> **Data entries**
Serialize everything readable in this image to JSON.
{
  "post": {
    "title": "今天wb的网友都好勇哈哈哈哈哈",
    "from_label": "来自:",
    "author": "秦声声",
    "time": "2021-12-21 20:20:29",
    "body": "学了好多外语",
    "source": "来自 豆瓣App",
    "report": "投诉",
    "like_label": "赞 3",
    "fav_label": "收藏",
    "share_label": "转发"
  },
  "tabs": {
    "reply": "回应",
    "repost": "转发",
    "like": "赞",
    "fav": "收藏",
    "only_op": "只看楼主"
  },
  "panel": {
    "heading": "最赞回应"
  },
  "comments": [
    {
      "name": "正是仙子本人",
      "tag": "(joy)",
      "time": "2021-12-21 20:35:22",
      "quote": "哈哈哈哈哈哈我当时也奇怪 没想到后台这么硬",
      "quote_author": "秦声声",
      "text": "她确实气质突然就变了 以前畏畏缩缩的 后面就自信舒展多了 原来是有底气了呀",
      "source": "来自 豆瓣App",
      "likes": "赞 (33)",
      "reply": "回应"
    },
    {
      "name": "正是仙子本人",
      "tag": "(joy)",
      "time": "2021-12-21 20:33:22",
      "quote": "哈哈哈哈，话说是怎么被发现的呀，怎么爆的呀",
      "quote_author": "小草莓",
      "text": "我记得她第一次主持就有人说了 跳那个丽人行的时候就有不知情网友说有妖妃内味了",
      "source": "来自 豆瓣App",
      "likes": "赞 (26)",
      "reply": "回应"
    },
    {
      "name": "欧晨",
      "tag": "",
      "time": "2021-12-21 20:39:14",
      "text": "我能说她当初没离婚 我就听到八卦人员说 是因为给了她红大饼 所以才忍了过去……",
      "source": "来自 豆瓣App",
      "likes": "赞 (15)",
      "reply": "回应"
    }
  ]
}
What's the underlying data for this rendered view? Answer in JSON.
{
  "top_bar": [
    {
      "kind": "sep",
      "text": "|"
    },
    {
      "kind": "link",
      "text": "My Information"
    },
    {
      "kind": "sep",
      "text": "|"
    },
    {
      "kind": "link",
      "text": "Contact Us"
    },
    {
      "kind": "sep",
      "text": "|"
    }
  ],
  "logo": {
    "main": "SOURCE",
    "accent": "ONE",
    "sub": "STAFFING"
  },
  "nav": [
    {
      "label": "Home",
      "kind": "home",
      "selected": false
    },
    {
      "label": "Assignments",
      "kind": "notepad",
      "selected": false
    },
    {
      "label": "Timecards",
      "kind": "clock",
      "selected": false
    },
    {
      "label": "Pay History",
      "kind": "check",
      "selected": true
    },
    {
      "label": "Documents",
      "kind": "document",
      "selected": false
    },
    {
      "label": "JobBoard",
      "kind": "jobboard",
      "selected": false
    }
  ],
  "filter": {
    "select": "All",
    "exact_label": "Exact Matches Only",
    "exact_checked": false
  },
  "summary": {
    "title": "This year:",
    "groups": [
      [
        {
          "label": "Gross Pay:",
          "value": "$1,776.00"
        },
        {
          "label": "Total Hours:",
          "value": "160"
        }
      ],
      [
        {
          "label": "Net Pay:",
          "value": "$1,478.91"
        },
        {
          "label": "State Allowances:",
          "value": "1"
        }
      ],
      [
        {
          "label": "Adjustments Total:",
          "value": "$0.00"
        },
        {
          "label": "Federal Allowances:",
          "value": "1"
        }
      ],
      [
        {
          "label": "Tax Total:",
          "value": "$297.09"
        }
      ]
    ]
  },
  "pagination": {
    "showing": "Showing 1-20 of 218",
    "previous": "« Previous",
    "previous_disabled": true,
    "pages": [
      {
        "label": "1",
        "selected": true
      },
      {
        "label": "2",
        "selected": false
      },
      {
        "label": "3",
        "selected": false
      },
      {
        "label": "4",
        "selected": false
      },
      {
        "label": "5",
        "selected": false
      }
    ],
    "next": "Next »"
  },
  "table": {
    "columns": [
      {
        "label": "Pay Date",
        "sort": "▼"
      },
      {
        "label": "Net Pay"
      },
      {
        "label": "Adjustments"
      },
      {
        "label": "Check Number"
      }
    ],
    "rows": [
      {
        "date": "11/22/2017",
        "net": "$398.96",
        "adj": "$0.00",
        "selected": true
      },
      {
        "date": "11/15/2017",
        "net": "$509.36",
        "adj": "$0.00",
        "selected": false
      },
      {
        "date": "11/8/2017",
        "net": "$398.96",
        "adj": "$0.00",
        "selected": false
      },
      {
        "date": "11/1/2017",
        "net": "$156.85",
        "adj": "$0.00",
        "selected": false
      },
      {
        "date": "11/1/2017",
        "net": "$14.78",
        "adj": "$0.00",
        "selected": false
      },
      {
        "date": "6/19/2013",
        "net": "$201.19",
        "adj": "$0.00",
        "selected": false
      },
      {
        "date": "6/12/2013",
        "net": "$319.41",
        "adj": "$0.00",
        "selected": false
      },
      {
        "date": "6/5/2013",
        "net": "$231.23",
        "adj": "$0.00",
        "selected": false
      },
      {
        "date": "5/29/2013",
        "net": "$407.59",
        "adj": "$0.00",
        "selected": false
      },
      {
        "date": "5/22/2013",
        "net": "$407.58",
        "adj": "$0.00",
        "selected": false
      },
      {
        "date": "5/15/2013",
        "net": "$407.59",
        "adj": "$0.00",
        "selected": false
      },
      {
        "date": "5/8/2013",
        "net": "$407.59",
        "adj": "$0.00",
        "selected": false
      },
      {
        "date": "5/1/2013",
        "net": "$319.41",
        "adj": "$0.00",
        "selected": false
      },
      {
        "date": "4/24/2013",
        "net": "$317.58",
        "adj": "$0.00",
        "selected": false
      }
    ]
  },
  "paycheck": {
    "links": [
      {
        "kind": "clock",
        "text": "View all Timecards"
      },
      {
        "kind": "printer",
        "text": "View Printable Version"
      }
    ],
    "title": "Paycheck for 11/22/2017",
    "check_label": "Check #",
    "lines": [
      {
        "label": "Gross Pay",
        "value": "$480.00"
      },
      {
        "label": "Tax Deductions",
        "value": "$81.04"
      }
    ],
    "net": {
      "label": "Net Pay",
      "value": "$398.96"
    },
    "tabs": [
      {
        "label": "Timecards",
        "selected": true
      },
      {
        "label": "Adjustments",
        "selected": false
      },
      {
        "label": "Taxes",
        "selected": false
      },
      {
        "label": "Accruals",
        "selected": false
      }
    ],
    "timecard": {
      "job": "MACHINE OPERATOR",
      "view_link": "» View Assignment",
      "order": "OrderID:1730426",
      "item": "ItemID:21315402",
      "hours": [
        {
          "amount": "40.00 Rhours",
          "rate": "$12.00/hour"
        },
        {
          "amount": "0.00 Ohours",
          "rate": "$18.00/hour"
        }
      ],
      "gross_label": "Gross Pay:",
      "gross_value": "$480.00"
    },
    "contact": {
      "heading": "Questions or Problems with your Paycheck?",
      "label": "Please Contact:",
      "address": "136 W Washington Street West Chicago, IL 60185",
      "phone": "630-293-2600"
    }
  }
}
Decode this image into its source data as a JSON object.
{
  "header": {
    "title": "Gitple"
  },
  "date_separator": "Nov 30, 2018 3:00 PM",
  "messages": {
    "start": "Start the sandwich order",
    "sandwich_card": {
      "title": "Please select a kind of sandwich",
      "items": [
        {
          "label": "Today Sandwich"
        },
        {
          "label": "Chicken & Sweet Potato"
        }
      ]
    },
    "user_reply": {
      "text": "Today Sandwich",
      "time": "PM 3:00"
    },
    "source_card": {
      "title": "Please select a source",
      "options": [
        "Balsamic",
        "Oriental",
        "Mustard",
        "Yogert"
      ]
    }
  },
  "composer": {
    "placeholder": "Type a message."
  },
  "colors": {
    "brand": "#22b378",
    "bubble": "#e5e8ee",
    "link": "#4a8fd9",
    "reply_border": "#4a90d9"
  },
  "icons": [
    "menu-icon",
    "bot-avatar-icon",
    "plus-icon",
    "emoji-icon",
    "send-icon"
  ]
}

> **Job**
Of the lines above, how many hold the word "title"? Say the number alone.

> **Correct response**
6